The task: Copy out each line below that has the word "toimintaperiaate" in it.

*** Raw data

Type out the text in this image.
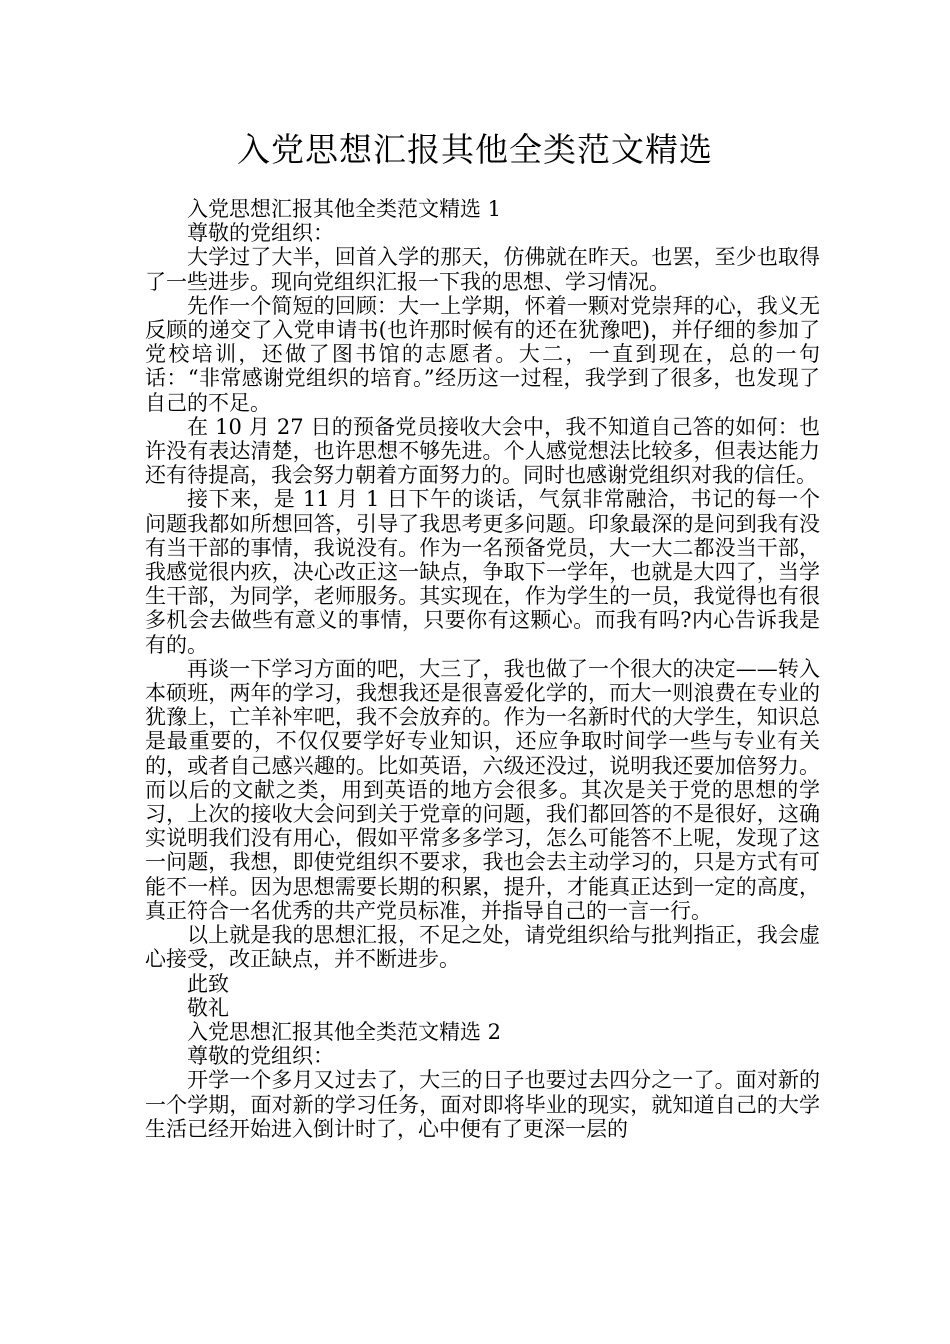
入党思想汇报其他全类范文精选

入党思想汇报其他全类范文精选 1

尊敬的党组织：

大学过了大半，回首入学的那天，仿佛就在昨天。也罢，至少也取得了一些进步。现向党组织汇报一下我的思想、学习情况。

先作一个简短的回顾：大一上学期，怀着一颗对党崇拜的心，我义无反顾的递交了入党申请书(也许那时候有的还在犹豫吧)，并仔细的参加了党校培训，还做了图书馆的志愿者。大二，一直到现在，总的一句话：“非常感谢党组织的培育。”经历这一过程，我学到了很多，也发现了自己的不足。

在 10 月 27 日的预备党员接收大会中，我不知道自己答的如何：也许没有表达清楚，也许思想不够先进。个人感觉想法比较多，但表达能力还有待提高，我会努力朝着方面努力的。同时也感谢党组织对我的信任。

接下来，是 11 月 1 日下午的谈话，气氛非常融洽，书记的每一个问题我都如所想回答，引导了我思考更多问题。印象最深的是问到我有没有当干部的事情，我说没有。作为一名预备党员，大一大二都没当干部，我感觉很内疚，决心改正这一缺点，争取下一学年，也就是大四了，当学生干部，为同学，老师服务。其实现在，作为学生的一员，我觉得也有很多机会去做些有意义的事情，只要你有这颗心。而我有吗?内心告诉我是有的。

再谈一下学习方面的吧，大三了，我也做了一个很大的决定——转入本硕班，两年的学习，我想我还是很喜爱化学的，而大一则浪费在专业的犹豫上，亡羊补牢吧，我不会放弃的。作为一名新时代的大学生，知识总是最重要的，不仅仅要学好专业知识，还应争取时间学一些与专业有关的，或者自己感兴趣的。比如英语，六级还没过，说明我还要加倍努力。而以后的文献之类，用到英语的地方会很多。其次是关于党的思想的学习，上次的接收大会问到关于党章的问题，我们都回答的不是很好，这确实说明我们没有用心，假如平常多多学习，怎么可能答不上呢，发现了这一问题，我想，即使党组织不要求，我也会去主动学习的，只是方式有可能不一样。因为思想需要长期的积累，提升，才能真正达到一定的高度，真正符合一名优秀的共产党员标准，并指导自己的一言一行。

以上就是我的思想汇报，不足之处，请党组织给与批判指正，我会虚心接受，改正缺点，并不断进步。

此致

敬礼

入党思想汇报其他全类范文精选 2

尊敬的党组织：

开学一个多月又过去了，大三的日子也要过去四分之一了。面对新的一个学期，面对新的学习任务，面对即将毕业的现实，就知道自己的大学生活已经开始进入倒计时了，心中便有了更深一层的
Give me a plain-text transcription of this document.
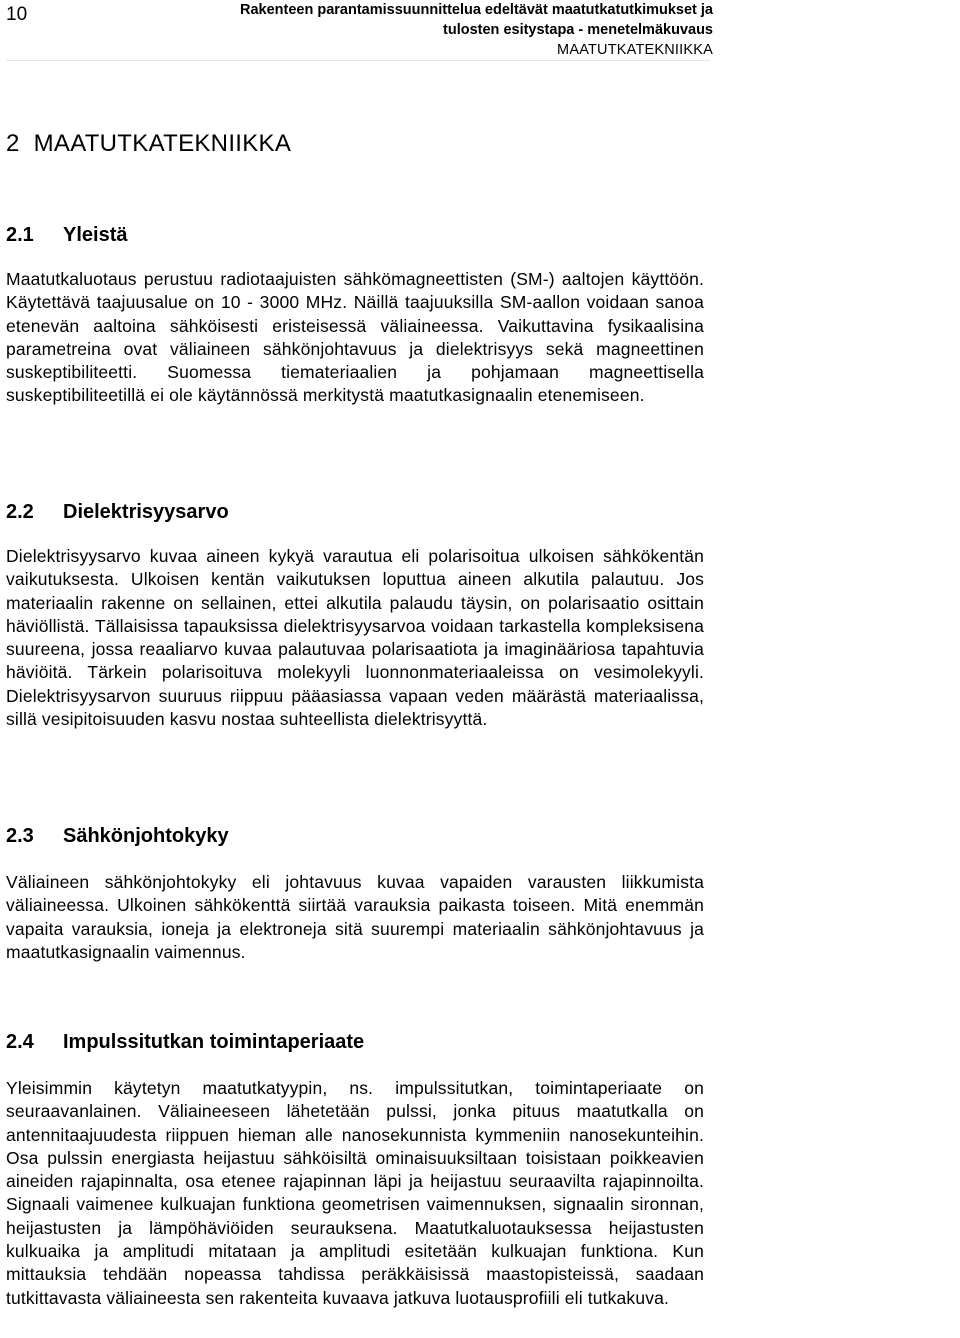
10	Rakenteen parantamissuunnittelua edeltävät maatutkatutkimukset ja
tulosten esitystapa - menetelmäkuvaus
MAATUTKATEKNIIKKA
2 MAATUTKATEKNIIKKA
2.1 Yleistä

Maatutkaluotaus perustuu radiotaajuisten sähkömagneettisten (SM-) aaltojen käyttöön. Käytettävä taajuusalue on 10 - 3000 MHz. Näillä taajuuksilla SM-aallon voidaan sanoa etenevän aaltoina sähköisesti eristeisessä väliaineessa. Vaikuttavina fysikaalisina parametreina ovat väliaineen sähkönjohtavuus ja dielektrisyys sekä magneettinen suskeptibiliteetti. Suomessa tiemateriaalien ja pohjamaan magneettisella suskeptibiliteetillä ei ole käytännössä merkitystä maatutkasignaalin etenemiseen.

2.2 Dielektrisyysarvo

Dielektrisyysarvo kuvaa aineen kykyä varautua eli polarisoitua ulkoisen sähkökentän vaikutuksesta. Ulkoisen kentän vaikutuksen loputtua aineen alkutila palautuu. Jos materiaalin rakenne on sellainen, ettei alkutila palaudu täysin, on polarisaatio osittain häviöllistä. Tällaisissa tapauksissa dielektrisyysarvoa voidaan tarkastella kompleksisena suureena, jossa reaaliarvo kuvaa palautuvaa polarisaatiota ja imaginääriosa tapahtuvia häviöitä. Tärkein polarisoituva molekyyli luonnonmateriaaleissa on vesimolekyyli. Dielektrisyysarvon suuruus riippuu pääasiassa vapaan veden määrästä materiaalissa, sillä vesipitoisuuden kasvu nostaa suhteellista dielektrisyyttä.

2.3 Sähkönjohtokyky

Väliaineen sähkönjohtokyky eli johtavuus kuvaa vapaiden varausten liikkumista väliaineessa. Ulkoinen sähkökenttä siirtää varauksia paikasta toiseen. Mitä enemmän vapaita varauksia, ioneja ja elektroneja sitä suurempi materiaalin sähkönjohtavuus ja maatutkasignaalin vaimennus.

2.4 Impulssitutkan toimintaperiaate

Yleisimmin käytetyn maatutkatyypin, ns. impulssitutkan, toimintaperiaate on seuraavanlainen. Väliaineeseen lähetetään pulssi, jonka pituus maatutkalla on antennitaajuudesta riippuen hieman alle nanosekunnista kymmeniin nanosekunteihin. Osa pulssin energiasta heijastuu sähköisiltä ominaisuuksiltaan toisistaan poikkeavien aineiden rajapinnalta, osa etenee rajapinnan läpi ja heijastuu seuraavilta rajapinnoilta. Signaali vaimenee kulkuajan funktiona geometrisen vaimennuksen, signaalin sironnan, heijastusten ja lämpöhäviöiden seurauksena. Maatutkaluotauksessa heijastusten kulkuaika ja amplitudi mitataan ja amplitudi esitetään kulkuajan funktiona. Kun mittauksia tehdään nopeassa tahdissa peräkkäisissä maastopisteissä, saadaan tutkittavasta väliaineesta sen rakenteita kuvaava jatkuva luotausprofiili eli tutkakuva.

******

The reply:
2.4 Impulssitutkan toimintaperiaate
Yleisimmin käytetyn maatutkatyypin, ns. impulssitutkan, toimintaperiaate on seuraavanlainen. Väliaineeseen lähetetään pulssi, jonka pituus maatutkalla on antennitaajuudesta riippuen hieman alle nanosekunnista kymmeniin nanosekunteihin. Osa pulssin energiasta heijastuu sähköisiltä ominaisuuksiltaan toisistaan poikkeavien aineiden rajapinnalta, osa etenee rajapinnan läpi ja heijastuu seuraavilta rajapinnoilta. Signaali vaimenee kulkuajan funktiona geometrisen vaimennuksen, signaalin sironnan, heijastusten ja lämpöhäviöiden seurauksena. Maatutkaluotauksessa heijastusten kulkuaika ja amplitudi mitataan ja amplitudi esitetään kulkuajan funktiona. Kun mittauksia tehdään nopeassa tahdissa peräkkäisissä maastopisteissä, saadaan tutkittavasta väliaineesta sen rakenteita kuvaava jatkuva luotausprofiili eli tutkakuva.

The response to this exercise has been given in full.